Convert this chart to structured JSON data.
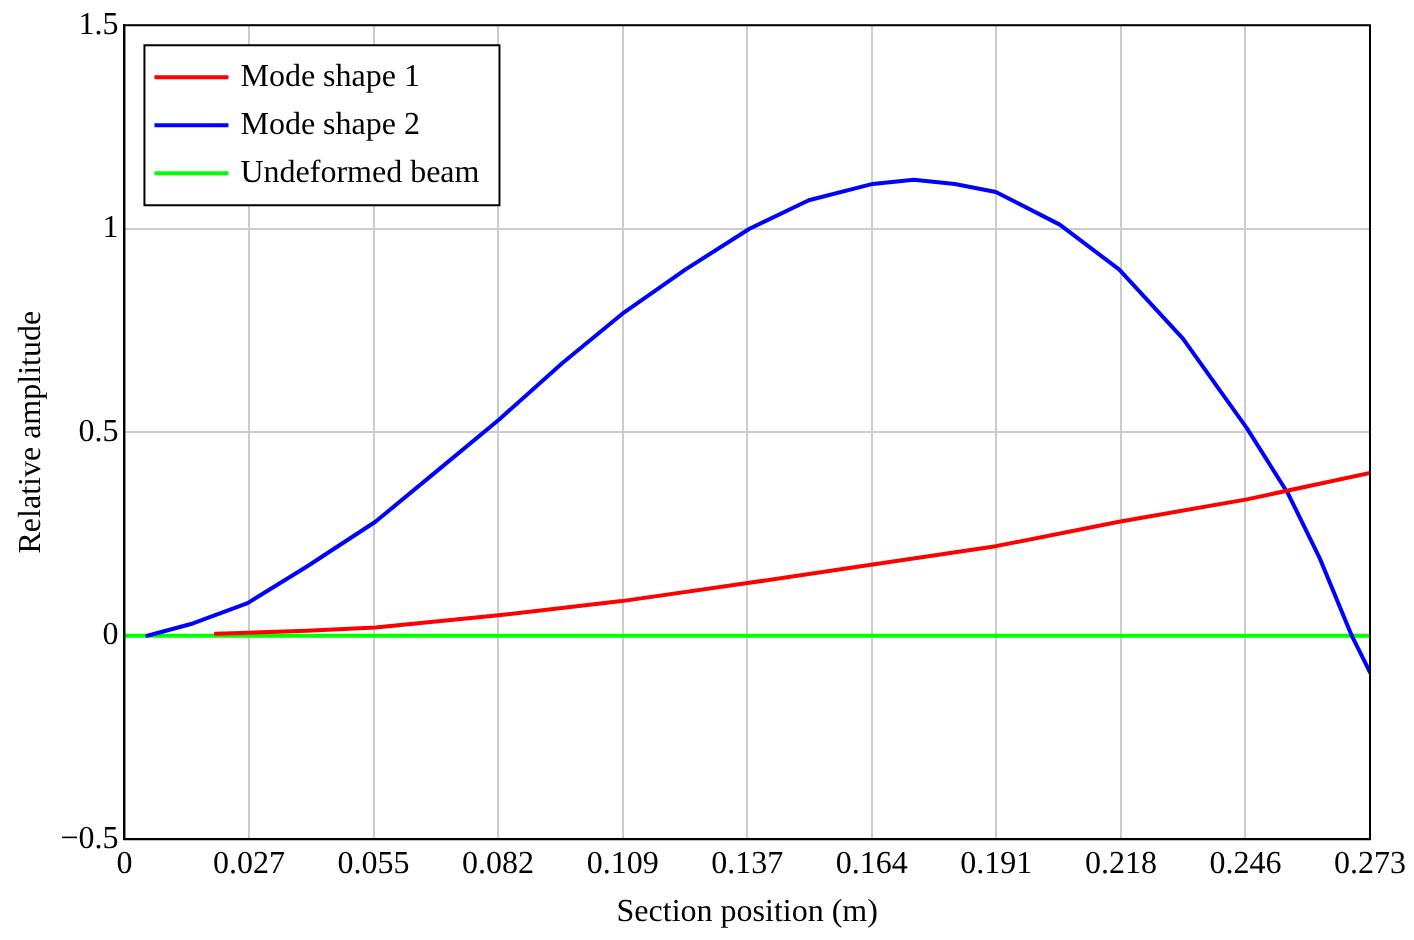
{
  "chart_data": {
    "type": "line",
    "xlabel": "Section position (m)",
    "ylabel": "Relative amplitude",
    "xlim": [
      0,
      0.273
    ],
    "xticks": [
      0,
      {
        "value": 0.0273,
        "label": "0.027"
      },
      {
        "value": 0.0546,
        "label": "0.055"
      },
      {
        "value": 0.0819,
        "label": "0.082"
      },
      {
        "value": 0.1092,
        "label": "0.109"
      },
      {
        "value": 0.1365,
        "label": "0.137"
      },
      {
        "value": 0.1638,
        "label": "0.164"
      },
      {
        "value": 0.1911,
        "label": "0.191"
      },
      {
        "value": 0.2184,
        "label": "0.218"
      },
      {
        "value": 0.2457,
        "label": "0.246"
      },
      0.273
    ],
    "ylim": [
      -0.5,
      1.5
    ],
    "yticks": [
      {
        "value": -0.5,
        "label": "−0.5"
      },
      0,
      0.5,
      1,
      1.5
    ],
    "grid": true,
    "legend": "top left",
    "marker": "none",
    "line_style": "solid",
    "series": [
      {
        "name": "Mode shape 1",
        "color": "#ff0000",
        "x": [
          0.02,
          0.04,
          0.055,
          0.082,
          0.109,
          0.137,
          0.164,
          0.191,
          0.218,
          0.246,
          0.273
        ],
        "values": [
          0.005,
          0.012,
          0.02,
          0.05,
          0.085,
          0.13,
          0.175,
          0.22,
          0.28,
          0.335,
          0.4
        ]
      },
      {
        "name": "Mode shape 2",
        "color": "#0000ff",
        "x": [
          0.005,
          0.015,
          0.027,
          0.04,
          0.055,
          0.068,
          0.082,
          0.096,
          0.109,
          0.123,
          0.137,
          0.15,
          0.164,
          0.173,
          0.182,
          0.191,
          0.205,
          0.218,
          0.232,
          0.246,
          0.255,
          0.262,
          0.269,
          0.273
        ],
        "values": [
          0,
          0.03,
          0.08,
          0.17,
          0.28,
          0.4,
          0.53,
          0.67,
          0.79,
          0.9,
          1.0,
          1.07,
          1.11,
          1.12,
          1.11,
          1.09,
          1.01,
          0.9,
          0.73,
          0.51,
          0.35,
          0.19,
          0.0,
          -0.09
        ]
      },
      {
        "name": "Undeformed beam",
        "color": "#00ff00",
        "x": [
          0,
          0.273
        ],
        "values": [
          0,
          0
        ]
      }
    ]
  }
}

■ **Short problem**
Pick every line with "name" in it and copy it.

■ **Task result**
        "name": "Mode shape 1",
        "name": "Mode shape 2",
        "name": "Undeformed beam",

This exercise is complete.